> TASK
Where a line contains the word "derecho", copy that line.

> EXCERPTED DATA
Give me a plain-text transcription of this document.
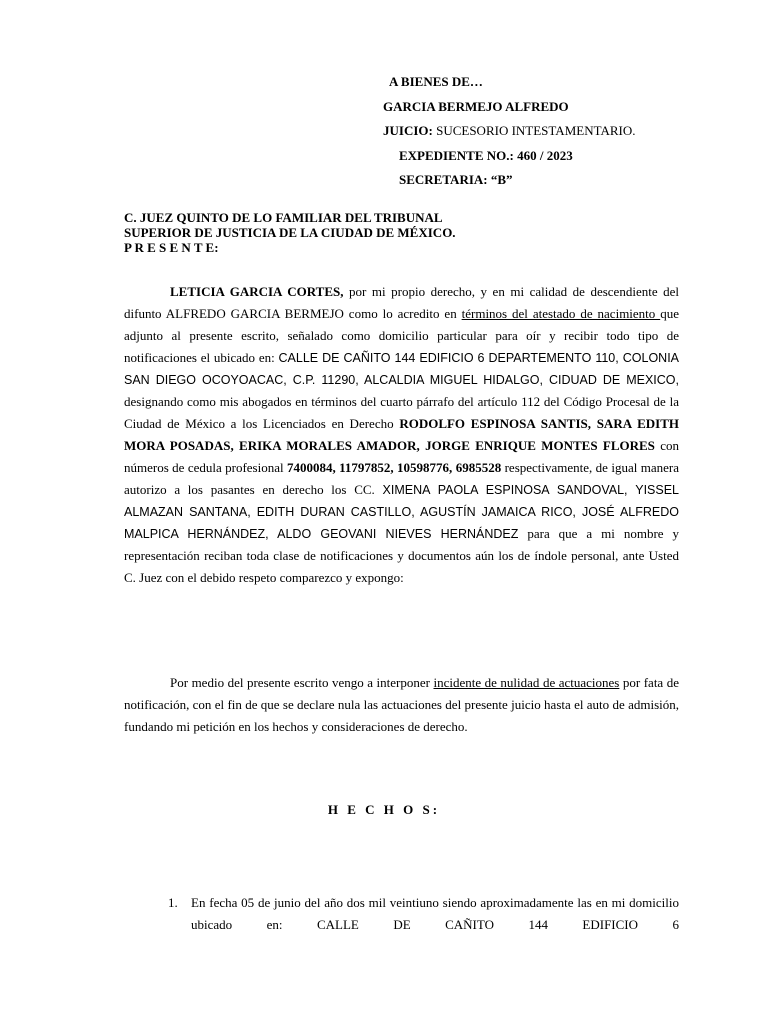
A BIENES DE…
GARCIA BERMEJO ALFREDO
JUICIO: SUCESORIO INTESTAMENTARIO.
EXPEDIENTE NO.: 460 / 2023
SECRETARIA: “B”
C. JUEZ QUINTO DE LO FAMILIAR DEL TRIBUNAL
SUPERIOR DE JUSTICIA DE LA CIUDAD DE MÉXICO.
P R E S E N T E:
LETICIA GARCIA CORTES, por mi propio derecho, y en mi calidad de descendiente del difunto ALFREDO GARCIA BERMEJO como lo acredito en términos del atestado de nacimiento que adjunto al presente escrito, señalado como domicilio particular para oír y recibir todo tipo de notificaciones el ubicado en: CALLE DE CAÑITO 144 EDIFICIO 6 DEPARTEMENTO 110, COLONIA SAN DIEGO OCOYOACAC, C.P. 11290, ALCALDIA MIGUEL HIDALGO, CIDUAD DE MEXICO, designando como mis abogados en términos del cuarto párrafo del artículo 112 del Código Procesal de la Ciudad de México a los Licenciados en Derecho RODOLFO ESPINOSA SANTIS, SARA EDITH MORA POSADAS, ERIKA MORALES AMADOR, JORGE ENRIQUE MONTES FLORES con números de cedula profesional 7400084, 11797852, 10598776, 6985528 respectivamente, de igual manera autorizo a los pasantes en derecho los CC. XIMENA PAOLA ESPINOSA SANDOVAL, YISSEL ALMAZAN SANTANA, EDITH DURAN CASTILLO, AGUSTÍN JAMAICA RICO, JOSÉ ALFREDO MALPICA HERNÁNDEZ, ALDO GEOVANI NIEVES HERNÁNDEZ para que a mi nombre y representación reciban toda clase de notificaciones y documentos aún los de índole personal, ante Usted C. Juez con el debido respeto comparezco y expongo:
Por medio del presente escrito vengo a interponer incidente de nulidad de actuaciones por fata de notificación, con el fin de que se declare nula las actuaciones del presente juicio hasta el auto de admisión, fundando mi petición en los hechos y consideraciones de derecho.
H E C H O S:
1. En fecha 05 de junio del año dos mil veintiuno siendo aproximadamente las en mi domicilio ubicado en: CALLE DE CAÑITO 144 EDIFICIO 6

> COMPLETED EXERCISE
LETICIA GARCIA CORTES, por mi propio derecho, y en mi calidad de descendiente del difunto ALFREDO GARCIA BERMEJO como lo acredito en términos del atestado de nacimiento que adjunto al presente escrito, señalado como domicilio particular para oír y recibir todo tipo de notificaciones el ubicado en: CALLE DE CAÑITO 144 EDIFICIO 6 DEPARTEMENTO 110, COLONIA SAN DIEGO OCOYOACAC, C.P. 11290, ALCALDIA MIGUEL HIDALGO, CIDUAD DE MEXICO, designando como mis abogados en términos del cuarto párrafo del artículo 112 del Código Procesal de la Ciudad de México a los Licenciados en Derecho RODOLFO ESPINOSA SANTIS, SARA EDITH MORA POSADAS, ERIKA MORALES AMADOR, JORGE ENRIQUE MONTES FLORES con números de cedula profesional 7400084, 11797852, 10598776, 6985528 respectivamente, de igual manera autorizo a los pasantes en derecho los CC. XIMENA PAOLA ESPINOSA SANDOVAL, YISSEL ALMAZAN SANTANA, EDITH DURAN CASTILLO, AGUSTÍN JAMAICA RICO, JOSÉ ALFREDO MALPICA HERNÁNDEZ, ALDO GEOVANI NIEVES HERNÁNDEZ para que a mi nombre y representación reciban toda clase de notificaciones y documentos aún los de índole personal, ante Usted C. Juez con el debido respeto comparezco y expongo:
Por medio del presente escrito vengo a interponer incidente de nulidad de actuaciones por fata de notificación, con el fin de que se declare nula las actuaciones del presente juicio hasta el auto de admisión, fundando mi petición en los hechos y consideraciones de derecho.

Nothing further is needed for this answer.